Where a line contains the string "questo", copy that line.

■ Available data ■
------------

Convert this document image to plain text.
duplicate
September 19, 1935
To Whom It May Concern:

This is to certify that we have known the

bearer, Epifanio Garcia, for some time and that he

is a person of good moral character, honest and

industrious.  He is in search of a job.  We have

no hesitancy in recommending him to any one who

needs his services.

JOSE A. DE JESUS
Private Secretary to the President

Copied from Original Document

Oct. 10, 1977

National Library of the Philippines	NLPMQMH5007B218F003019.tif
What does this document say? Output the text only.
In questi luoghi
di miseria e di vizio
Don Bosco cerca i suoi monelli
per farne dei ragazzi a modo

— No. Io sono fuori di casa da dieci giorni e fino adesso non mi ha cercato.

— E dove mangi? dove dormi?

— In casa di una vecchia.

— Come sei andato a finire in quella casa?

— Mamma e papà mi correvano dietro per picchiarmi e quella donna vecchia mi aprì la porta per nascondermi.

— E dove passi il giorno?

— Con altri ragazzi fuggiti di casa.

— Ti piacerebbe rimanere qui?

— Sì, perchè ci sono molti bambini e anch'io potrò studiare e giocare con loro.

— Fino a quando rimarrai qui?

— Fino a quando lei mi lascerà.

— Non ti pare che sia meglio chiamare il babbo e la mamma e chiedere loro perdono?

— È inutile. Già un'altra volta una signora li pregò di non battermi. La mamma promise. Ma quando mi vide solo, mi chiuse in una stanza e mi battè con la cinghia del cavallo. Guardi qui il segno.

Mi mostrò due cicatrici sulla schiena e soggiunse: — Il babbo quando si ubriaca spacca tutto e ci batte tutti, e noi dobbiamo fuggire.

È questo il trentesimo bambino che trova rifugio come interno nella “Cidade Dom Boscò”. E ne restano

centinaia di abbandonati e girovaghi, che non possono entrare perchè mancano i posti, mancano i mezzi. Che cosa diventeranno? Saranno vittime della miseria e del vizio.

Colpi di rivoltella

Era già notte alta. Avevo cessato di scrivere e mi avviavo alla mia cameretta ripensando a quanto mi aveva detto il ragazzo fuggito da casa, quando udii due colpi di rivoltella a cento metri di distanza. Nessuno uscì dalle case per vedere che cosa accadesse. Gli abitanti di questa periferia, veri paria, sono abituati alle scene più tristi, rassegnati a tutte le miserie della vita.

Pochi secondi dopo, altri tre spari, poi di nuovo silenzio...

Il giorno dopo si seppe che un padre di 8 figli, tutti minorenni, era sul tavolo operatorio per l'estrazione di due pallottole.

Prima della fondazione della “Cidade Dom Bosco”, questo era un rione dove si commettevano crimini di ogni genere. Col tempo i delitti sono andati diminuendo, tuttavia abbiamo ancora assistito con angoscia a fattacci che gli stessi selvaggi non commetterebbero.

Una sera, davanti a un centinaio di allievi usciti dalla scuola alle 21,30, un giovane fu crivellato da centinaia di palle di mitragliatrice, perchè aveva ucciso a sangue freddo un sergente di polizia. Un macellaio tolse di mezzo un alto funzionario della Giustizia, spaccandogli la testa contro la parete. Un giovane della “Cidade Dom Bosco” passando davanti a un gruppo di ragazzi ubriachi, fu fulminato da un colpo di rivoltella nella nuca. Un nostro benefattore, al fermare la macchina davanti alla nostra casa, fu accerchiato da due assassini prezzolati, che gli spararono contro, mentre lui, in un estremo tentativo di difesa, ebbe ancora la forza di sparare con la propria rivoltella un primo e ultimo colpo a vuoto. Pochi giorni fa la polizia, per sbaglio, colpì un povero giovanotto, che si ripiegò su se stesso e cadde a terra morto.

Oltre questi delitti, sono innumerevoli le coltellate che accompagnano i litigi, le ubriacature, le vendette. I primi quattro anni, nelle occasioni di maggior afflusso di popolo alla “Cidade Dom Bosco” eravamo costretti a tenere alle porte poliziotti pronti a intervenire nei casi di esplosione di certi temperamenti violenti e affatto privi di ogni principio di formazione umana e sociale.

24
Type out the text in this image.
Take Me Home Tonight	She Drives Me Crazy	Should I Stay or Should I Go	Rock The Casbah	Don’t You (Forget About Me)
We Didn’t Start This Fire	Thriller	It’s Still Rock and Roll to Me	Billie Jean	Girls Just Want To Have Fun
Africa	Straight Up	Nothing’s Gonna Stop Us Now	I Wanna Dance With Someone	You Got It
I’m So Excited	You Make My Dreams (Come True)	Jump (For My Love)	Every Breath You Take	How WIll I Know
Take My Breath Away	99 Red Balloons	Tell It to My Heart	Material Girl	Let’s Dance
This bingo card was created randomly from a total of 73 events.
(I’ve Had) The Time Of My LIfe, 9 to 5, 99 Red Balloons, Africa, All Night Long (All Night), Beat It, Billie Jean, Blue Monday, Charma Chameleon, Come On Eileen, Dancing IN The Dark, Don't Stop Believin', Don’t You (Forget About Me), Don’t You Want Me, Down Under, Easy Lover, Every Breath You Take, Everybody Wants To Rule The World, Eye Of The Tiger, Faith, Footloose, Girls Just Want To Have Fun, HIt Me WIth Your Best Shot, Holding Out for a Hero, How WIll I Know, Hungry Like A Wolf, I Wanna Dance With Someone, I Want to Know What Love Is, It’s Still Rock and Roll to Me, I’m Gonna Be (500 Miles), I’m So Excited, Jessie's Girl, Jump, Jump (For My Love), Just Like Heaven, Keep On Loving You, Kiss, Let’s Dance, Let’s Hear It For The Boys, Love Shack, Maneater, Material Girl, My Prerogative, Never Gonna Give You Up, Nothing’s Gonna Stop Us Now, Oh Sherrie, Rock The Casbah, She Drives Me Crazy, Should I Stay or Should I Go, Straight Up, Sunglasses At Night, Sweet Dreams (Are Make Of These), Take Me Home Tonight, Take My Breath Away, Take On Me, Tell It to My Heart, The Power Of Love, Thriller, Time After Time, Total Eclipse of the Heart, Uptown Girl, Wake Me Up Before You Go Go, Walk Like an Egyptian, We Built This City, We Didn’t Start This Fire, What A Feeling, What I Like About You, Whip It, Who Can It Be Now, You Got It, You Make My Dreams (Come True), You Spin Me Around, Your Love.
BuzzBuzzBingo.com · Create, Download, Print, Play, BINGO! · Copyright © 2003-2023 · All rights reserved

------------

■ The output ■
È questo il trentesimo bambino che trova rifugio come interno nella “Cidade Dom Boscò”. E ne restano
Prima della fondazione della “Cidade Dom Bosco”, questo era un rione dove si commettevano crimini di ogni genere. Col tempo i delitti sono andati diminuendo, tuttavia abbiamo ancora assistito con angoscia a fattacci che gli stessi selvaggi non commetterebbero.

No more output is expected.